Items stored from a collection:
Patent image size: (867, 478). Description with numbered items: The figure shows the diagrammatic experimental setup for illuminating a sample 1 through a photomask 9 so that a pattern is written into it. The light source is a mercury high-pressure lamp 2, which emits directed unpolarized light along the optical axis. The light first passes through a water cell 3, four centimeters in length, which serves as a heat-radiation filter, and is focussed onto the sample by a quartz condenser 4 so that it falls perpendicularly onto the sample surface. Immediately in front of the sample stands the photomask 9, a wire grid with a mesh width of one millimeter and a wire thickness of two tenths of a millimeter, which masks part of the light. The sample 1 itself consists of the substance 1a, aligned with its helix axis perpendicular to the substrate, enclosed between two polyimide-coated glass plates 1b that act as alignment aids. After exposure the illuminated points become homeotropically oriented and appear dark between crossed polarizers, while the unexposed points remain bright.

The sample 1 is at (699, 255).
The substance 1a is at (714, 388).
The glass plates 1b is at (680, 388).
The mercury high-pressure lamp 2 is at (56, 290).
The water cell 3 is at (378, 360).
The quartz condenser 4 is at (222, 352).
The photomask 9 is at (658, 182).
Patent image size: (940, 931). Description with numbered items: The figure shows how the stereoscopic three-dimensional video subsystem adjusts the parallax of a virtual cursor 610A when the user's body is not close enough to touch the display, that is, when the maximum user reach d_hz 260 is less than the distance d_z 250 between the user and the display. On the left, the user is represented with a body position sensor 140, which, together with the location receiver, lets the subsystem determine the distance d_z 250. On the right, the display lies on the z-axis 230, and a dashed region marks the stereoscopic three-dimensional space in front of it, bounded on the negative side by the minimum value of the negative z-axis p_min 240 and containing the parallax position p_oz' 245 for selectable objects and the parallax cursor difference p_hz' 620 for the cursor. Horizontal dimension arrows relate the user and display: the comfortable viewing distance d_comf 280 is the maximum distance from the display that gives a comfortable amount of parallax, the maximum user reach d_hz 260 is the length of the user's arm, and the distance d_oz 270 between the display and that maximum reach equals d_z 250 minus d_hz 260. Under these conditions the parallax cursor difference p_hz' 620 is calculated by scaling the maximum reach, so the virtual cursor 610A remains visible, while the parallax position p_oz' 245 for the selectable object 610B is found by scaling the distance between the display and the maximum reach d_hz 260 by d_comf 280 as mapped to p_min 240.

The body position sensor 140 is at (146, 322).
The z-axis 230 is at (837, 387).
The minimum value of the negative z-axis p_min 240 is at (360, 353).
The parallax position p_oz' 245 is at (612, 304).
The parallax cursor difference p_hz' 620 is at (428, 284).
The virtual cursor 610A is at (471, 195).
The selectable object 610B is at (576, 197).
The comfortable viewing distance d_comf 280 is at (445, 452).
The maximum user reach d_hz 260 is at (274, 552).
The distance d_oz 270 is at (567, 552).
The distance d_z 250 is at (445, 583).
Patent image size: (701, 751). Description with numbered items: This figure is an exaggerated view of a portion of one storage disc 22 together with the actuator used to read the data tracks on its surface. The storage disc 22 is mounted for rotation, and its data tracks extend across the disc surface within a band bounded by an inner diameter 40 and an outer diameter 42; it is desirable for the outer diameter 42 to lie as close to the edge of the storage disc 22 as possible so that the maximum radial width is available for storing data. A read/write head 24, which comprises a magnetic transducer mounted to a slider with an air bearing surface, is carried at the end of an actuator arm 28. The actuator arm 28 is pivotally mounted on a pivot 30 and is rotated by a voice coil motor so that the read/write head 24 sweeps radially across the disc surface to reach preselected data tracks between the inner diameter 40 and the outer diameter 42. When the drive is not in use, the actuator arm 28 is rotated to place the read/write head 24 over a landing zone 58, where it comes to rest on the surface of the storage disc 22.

▶ [Problem] Lay out every line in the rows above as a single numbered list, omitting blank lines.

▶ [Complete output]
1. Patent image size: (867, 478). Description with numbered items: The figure shows the diagrammatic experimental setup for illuminating a sample 1 through a photomask 9 so that a pattern is written into it. The light source is a mercury high-pressure lamp 2, which emits directed unpolarized light along the optical axis. The light first passes through a water cell 3, four centimeters in length, which serves as a heat-radiation filter, and is focussed onto the sample by a quartz condenser 4 so that it falls perpendicularly onto the sample surface. Immediately in front of the sample stands the photomask 9, a wire grid with a mesh width of one millimeter and a wire thickness of two tenths of a millimeter, which masks part of the light. The sample 1 itself consists of the substance 1a, aligned with its helix axis perpendicular to the substrate, enclosed between two polyimide-coated glass plates 1b that act as alignment aids. After exposure the illuminated points become homeotropically oriented and appear dark between crossed polarizers, while the unexposed points remain bright.
2. The sample 1 is at (699, 255).
3. The substance 1a is at (714, 388).
4. The glass plates 1b is at (680, 388).
5. The mercury high-pressure lamp 2 is at (56, 290).
6. The water cell 3 is at (378, 360).
7. The quartz condenser 4 is at (222, 352).
8. The photomask 9 is at (658, 182).
9. Patent image size: (940, 931). Description with numbered items: The figure shows how the stereoscopic three-dimensional video subsystem adjusts the parallax of a virtual cursor 610A when the user's body is not close enough to touch the display, that is, when the maximum user reach d_hz 260 is less than the distance d_z 250 between the user and the display. On the left, the user is represented with a body position sensor 140, which, together with the location receiver, lets the subsystem determine the distance d_z 250. On the right, the display lies on the z-axis 230, and a dashed region marks the stereoscopic three-dimensional space in front of it, bounded on the negative side by the minimum value of the negative z-axis p_min 240 and containing the parallax position p_oz' 245 for selectable objects and the parallax cursor difference p_hz' 620 for the cursor. Horizontal dimension arrows relate the user and display: the comfortable viewing distance d_comf 280 is the maximum distance from the display that gives a comfortable amount of parallax, the maximum user reach d_hz 260 is the length of the user's arm, and the distance d_oz 270 between the display and that maximum reach equals d_z 250 minus d_hz 260. Under these conditions the parallax cursor difference p_hz' 620 is calculated by scaling the maximum reach, so the virtual cursor 610A remains visible, while the parallax position p_oz' 245 for the selectable object 610B is found by scaling the distance between the display and the maximum reach d_hz 260 by d_comf 280 as mapped to p_min 240.
10. The body position sensor 140 is at (146, 322).
11. The z-axis 230 is at (837, 387).
12. The minimum value of the negative z-axis p_min 240 is at (360, 353).
13. The parallax position p_oz' 245 is at (612, 304).
14. The parallax cursor difference p_hz' 620 is at (428, 284).
15. The virtual cursor 610A is at (471, 195).
16. The selectable object 610B is at (576, 197).
17. The comfortable viewing distance d_comf 280 is at (445, 452).
18. The maximum user reach d_hz 260 is at (274, 552).
19. The distance d_oz 270 is at (567, 552).
20. The distance d_z 250 is at (445, 583).
21. Patent image size: (701, 751). Description with numbered items: This figure is an exaggerated view of a portion of one storage disc 22 together with the actuator used to read the data tracks on its surface. The storage disc 22 is mounted for rotation, and its data tracks extend across the disc surface within a band bounded by an inner diameter 40 and an outer diameter 42; it is desirable for the outer diameter 42 to lie as close to the edge of the storage disc 22 as possible so that the maximum radial width is available for storing data. A read/write head 24, which comprises a magnetic transducer mounted to a slider with an air bearing surface, is carried at the end of an actuator arm 28. The actuator arm 28 is pivotally mounted on a pivot 30 and is rotated by a voice coil motor so that the read/write head 24 sweeps radially across the disc surface to reach preselected data tracks between the inner diameter 40 and the outer diameter 42. When the drive is not in use, the actuator arm 28 is rotated to place the read/write head 24 over a landing zone 58, where it comes to rest on the surface of the storage disc 22.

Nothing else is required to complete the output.